Records from a data source
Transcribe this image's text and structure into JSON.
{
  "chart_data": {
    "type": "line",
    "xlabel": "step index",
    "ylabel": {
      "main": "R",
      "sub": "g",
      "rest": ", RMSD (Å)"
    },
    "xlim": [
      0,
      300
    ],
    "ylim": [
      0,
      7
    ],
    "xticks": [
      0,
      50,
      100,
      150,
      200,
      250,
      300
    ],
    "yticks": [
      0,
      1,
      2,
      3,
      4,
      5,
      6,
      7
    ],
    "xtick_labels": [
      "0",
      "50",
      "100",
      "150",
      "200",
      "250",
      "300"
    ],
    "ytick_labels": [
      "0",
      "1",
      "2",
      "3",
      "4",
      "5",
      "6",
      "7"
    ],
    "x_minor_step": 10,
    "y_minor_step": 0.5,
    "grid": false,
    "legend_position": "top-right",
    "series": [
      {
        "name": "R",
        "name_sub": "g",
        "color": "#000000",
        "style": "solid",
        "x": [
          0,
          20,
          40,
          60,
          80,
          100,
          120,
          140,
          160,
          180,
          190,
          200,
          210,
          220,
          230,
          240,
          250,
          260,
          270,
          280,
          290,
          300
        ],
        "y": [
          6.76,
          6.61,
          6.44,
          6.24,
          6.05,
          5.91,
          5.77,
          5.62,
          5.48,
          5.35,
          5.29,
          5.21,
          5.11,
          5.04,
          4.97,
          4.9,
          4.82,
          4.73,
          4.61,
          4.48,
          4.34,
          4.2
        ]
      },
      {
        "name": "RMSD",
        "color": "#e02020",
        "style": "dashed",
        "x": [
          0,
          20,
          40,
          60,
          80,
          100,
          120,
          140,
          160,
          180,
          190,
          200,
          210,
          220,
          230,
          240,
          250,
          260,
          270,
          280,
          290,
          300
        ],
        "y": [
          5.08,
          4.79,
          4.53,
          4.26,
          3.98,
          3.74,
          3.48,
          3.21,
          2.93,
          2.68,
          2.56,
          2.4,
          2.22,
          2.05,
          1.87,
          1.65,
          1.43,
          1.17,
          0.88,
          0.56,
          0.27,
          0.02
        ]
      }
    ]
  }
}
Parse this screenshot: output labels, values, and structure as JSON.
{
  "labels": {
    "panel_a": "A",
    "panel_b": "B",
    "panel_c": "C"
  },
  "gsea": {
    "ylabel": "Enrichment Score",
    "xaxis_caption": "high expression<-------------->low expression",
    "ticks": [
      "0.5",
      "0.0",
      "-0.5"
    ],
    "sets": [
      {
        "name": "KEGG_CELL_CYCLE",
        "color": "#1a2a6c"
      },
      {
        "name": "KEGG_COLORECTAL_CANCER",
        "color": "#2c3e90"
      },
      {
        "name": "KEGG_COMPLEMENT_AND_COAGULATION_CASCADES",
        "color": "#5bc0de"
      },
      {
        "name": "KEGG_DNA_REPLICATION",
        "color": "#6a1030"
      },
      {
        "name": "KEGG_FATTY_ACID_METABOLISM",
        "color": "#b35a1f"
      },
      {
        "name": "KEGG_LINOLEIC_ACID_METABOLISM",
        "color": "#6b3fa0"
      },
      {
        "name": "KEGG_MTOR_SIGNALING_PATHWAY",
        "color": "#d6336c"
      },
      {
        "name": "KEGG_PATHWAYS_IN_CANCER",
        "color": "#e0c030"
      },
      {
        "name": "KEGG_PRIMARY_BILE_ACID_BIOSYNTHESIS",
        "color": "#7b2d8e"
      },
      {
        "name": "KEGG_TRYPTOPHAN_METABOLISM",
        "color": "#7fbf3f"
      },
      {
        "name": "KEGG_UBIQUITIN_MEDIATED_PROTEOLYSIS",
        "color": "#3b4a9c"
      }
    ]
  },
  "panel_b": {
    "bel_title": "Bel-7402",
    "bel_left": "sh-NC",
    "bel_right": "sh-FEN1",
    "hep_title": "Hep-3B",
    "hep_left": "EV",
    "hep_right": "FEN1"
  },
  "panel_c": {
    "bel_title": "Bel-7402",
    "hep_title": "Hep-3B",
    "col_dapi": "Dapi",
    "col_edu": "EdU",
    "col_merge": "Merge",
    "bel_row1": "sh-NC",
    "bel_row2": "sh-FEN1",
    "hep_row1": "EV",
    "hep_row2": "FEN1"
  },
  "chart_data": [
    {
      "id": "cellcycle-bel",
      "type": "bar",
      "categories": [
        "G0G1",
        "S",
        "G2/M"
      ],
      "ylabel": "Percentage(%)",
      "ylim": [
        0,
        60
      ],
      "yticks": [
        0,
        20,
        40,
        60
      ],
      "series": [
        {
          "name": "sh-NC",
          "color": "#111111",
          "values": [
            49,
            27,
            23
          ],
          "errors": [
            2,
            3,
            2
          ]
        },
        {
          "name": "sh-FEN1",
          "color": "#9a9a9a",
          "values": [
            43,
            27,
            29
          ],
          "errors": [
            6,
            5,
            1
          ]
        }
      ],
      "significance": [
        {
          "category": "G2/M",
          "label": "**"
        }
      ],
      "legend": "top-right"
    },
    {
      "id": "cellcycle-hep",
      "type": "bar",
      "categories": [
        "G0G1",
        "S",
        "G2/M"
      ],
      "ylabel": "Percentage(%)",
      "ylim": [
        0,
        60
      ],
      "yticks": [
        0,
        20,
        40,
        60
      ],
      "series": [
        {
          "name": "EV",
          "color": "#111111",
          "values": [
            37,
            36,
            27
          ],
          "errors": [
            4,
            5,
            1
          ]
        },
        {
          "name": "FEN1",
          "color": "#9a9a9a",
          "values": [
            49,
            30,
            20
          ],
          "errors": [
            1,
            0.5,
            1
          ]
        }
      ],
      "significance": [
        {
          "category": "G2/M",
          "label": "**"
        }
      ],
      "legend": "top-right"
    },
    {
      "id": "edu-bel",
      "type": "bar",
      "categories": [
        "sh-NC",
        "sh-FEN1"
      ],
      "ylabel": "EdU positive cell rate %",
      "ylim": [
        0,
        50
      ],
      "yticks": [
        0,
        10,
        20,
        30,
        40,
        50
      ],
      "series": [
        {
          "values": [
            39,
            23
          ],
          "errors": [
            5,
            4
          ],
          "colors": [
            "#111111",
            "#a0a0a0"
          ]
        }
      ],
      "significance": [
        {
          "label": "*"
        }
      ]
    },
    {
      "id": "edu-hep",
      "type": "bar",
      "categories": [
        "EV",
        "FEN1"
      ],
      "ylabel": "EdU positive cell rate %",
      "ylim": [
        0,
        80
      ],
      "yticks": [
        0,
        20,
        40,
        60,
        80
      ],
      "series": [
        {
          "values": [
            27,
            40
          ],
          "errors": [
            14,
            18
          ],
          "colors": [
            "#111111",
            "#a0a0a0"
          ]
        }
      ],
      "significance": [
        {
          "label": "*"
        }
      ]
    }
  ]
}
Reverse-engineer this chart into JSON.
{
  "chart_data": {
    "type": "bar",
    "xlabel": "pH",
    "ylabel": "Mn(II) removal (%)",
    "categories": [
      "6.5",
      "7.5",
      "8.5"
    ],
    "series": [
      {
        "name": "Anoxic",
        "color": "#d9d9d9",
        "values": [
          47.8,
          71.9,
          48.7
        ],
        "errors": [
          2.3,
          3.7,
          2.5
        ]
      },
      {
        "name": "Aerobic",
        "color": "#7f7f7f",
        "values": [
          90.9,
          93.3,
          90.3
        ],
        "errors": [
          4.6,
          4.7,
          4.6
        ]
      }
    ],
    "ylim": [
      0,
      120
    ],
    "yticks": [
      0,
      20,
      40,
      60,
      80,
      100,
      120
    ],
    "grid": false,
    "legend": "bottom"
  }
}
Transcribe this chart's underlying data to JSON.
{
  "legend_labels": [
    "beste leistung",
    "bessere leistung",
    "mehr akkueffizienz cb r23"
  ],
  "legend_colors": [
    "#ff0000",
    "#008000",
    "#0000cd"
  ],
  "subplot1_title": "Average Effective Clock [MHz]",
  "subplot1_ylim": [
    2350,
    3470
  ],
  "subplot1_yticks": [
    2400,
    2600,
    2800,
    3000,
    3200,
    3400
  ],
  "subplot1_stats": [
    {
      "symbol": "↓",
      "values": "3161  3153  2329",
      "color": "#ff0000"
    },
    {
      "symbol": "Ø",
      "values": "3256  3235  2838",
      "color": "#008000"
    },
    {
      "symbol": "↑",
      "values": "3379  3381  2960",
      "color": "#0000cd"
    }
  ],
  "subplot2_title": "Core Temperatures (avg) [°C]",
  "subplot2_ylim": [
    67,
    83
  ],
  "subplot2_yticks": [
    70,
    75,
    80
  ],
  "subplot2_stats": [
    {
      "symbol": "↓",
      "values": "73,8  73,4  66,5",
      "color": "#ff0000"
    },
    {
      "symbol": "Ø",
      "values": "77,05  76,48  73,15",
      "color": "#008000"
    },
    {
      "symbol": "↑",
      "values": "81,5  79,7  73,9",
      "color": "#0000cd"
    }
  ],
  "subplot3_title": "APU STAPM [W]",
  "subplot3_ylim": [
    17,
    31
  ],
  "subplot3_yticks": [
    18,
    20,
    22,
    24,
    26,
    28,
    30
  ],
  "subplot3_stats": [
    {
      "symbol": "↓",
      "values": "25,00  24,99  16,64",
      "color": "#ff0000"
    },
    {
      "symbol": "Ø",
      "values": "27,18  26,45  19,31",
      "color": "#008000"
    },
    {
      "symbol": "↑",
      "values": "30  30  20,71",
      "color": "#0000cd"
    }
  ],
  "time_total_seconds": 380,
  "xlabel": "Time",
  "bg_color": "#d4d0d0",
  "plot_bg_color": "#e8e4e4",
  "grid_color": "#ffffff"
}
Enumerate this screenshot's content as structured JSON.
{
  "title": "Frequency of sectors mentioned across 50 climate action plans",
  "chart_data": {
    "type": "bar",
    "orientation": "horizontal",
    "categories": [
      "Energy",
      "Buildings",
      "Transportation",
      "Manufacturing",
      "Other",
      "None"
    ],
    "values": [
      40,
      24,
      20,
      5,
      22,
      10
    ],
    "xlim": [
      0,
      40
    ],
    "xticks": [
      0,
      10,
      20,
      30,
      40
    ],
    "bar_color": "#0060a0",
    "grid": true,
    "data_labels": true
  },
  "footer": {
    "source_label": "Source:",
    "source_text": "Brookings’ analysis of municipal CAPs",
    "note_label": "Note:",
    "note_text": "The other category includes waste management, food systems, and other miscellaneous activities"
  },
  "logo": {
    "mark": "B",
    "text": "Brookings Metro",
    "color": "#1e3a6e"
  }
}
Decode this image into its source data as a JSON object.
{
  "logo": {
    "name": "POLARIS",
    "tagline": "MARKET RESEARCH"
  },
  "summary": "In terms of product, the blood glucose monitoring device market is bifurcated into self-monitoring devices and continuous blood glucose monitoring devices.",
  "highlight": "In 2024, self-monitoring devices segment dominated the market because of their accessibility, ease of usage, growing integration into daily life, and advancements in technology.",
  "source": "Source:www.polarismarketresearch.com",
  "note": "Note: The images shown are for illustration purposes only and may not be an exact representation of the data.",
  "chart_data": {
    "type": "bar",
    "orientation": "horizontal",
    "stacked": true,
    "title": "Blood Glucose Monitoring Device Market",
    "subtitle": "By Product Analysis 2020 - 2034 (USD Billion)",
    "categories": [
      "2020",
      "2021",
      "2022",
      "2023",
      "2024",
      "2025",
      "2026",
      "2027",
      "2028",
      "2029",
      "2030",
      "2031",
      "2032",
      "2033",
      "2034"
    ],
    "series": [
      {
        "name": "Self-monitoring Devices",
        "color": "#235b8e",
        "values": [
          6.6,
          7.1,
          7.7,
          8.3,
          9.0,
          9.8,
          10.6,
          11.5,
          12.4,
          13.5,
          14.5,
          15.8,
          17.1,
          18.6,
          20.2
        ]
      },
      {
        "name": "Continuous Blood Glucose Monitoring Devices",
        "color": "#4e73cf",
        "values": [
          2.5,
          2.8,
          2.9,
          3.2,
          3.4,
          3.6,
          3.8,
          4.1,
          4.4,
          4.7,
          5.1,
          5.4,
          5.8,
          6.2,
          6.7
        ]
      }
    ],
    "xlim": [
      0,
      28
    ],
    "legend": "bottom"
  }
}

## WHAT YOU HAVE TO DO
Pick out lines containing the word "xlabel", each one as written.

## CORRECT OUTPUT
    "xlabel": "step index",
    "xlabel": "pH",
  "xlabel": "Time",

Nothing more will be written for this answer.